Objective: Send back the records in full, character for character.
_ _ _
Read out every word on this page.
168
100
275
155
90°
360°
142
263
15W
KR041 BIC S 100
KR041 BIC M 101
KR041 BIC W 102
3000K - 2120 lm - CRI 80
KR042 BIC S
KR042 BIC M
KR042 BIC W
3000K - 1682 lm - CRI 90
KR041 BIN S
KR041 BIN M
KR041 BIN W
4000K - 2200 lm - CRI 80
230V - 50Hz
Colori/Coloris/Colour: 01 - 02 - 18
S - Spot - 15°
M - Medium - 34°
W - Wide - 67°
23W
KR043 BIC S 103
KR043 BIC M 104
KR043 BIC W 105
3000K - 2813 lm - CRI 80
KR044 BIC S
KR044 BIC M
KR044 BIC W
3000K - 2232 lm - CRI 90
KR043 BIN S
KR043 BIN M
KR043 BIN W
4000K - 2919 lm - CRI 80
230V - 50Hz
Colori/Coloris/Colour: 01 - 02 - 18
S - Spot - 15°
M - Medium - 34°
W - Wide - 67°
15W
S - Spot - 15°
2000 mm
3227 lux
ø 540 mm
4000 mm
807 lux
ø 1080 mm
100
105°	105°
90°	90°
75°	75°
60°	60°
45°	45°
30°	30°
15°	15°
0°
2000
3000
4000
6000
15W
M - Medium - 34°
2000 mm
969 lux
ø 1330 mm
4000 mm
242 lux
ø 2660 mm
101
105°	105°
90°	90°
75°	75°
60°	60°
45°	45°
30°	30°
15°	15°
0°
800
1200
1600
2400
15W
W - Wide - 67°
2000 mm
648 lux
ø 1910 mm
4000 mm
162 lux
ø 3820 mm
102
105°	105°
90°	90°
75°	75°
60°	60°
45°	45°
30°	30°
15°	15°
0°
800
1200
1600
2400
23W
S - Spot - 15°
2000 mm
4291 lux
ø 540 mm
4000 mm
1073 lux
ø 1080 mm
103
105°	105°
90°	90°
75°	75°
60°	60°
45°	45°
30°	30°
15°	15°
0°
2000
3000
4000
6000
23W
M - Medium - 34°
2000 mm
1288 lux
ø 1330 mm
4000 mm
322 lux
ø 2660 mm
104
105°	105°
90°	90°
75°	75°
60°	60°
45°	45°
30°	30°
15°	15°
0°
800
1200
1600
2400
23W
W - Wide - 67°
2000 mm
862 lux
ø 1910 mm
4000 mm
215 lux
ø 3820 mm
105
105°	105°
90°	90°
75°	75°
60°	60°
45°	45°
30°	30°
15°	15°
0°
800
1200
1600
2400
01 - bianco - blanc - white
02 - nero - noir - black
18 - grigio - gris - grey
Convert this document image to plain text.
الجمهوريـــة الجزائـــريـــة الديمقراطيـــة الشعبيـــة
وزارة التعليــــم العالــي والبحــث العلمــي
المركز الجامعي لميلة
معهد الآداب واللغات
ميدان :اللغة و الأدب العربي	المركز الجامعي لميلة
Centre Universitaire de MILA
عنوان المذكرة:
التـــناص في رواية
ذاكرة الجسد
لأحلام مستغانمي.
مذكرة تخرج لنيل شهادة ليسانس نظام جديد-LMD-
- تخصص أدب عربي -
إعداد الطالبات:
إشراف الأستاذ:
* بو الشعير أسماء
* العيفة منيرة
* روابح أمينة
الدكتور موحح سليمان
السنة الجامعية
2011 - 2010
_ _ _
Solution:
Read out every word on this page.
168
100
275
155
90°
360°
142
263
15W
KR041 BIC S 100
KR041 BIC M 101
KR041 BIC W 102
3000K - 2120 lm - CRI 80
KR042 BIC S
KR042 BIC M
KR042 BIC W
3000K - 1682 lm - CRI 90
KR041 BIN S
KR041 BIN M
KR041 BIN W
4000K - 2200 lm - CRI 80
230V - 50Hz
Colori/Coloris/Colour: 01 - 02 - 18
S - Spot - 15°
M - Medium - 34°
W - Wide - 67°
23W
KR043 BIC S 103
KR043 BIC M 104
KR043 BIC W 105
3000K - 2813 lm - CRI 80
KR044 BIC S
KR044 BIC M
KR044 BIC W
3000K - 2232 lm - CRI 90
KR043 BIN S
KR043 BIN M
KR043 BIN W
4000K - 2919 lm - CRI 80
230V - 50Hz
Colori/Coloris/Colour: 01 - 02 - 18
S - Spot - 15°
M - Medium - 34°
W - Wide - 67°
15W
S - Spot - 15°
2000 mm
3227 lux
ø 540 mm
4000 mm
807 lux
ø 1080 mm
100
105°	105°
90°	90°
75°	75°
60°	60°
45°	45°
30°	30°
15°	15°
0°
2000
3000
4000
6000
15W
M - Medium - 34°
2000 mm
969 lux
ø 1330 mm
4000 mm
242 lux
ø 2660 mm
101
105°	105°
90°	90°
75°	75°
60°	60°
45°	45°
30°	30°
15°	15°
0°
800
1200
1600
2400
15W
W - Wide - 67°
2000 mm
648 lux
ø 1910 mm
4000 mm
162 lux
ø 3820 mm
102
105°	105°
90°	90°
75°	75°
60°	60°
45°	45°
30°	30°
15°	15°
0°
800
1200
1600
2400
23W
S - Spot - 15°
2000 mm
4291 lux
ø 540 mm
4000 mm
1073 lux
ø 1080 mm
103
105°	105°
90°	90°
75°	75°
60°	60°
45°	45°
30°	30°
15°	15°
0°
2000
3000
4000
6000
23W
M - Medium - 34°
2000 mm
1288 lux
ø 1330 mm
4000 mm
322 lux
ø 2660 mm
104
105°	105°
90°	90°
75°	75°
60°	60°
45°	45°
30°	30°
15°	15°
0°
800
1200
1600
2400
23W
W - Wide - 67°
2000 mm
862 lux
ø 1910 mm
4000 mm
215 lux
ø 3820 mm
105
105°	105°
90°	90°
75°	75°
60°	60°
45°	45°
30°	30°
15°	15°
0°
800
1200
1600
2400
01 - bianco - blanc - white
02 - nero - noir - black
18 - grigio - gris - grey
Convert this document image to plain text.
الجمهوريـــة الجزائـــريـــة الديمقراطيـــة الشعبيـــة
وزارة التعليــــم العالــي والبحــث العلمــي
المركز الجامعي لميلة
معهد الآداب واللغات
ميدان :اللغة و الأدب العربي	المركز الجامعي لميلة
Centre Universitaire de MILA
عنوان المذكرة:
التـــناص في رواية
ذاكرة الجسد
لأحلام مستغانمي.
مذكرة تخرج لنيل شهادة ليسانس نظام جديد-LMD-
- تخصص أدب عربي -
إعداد الطالبات:
إشراف الأستاذ:
* بو الشعير أسماء
* العيفة منيرة
* روابح أمينة
الدكتور موحح سليمان
السنة الجامعية
2011 - 2010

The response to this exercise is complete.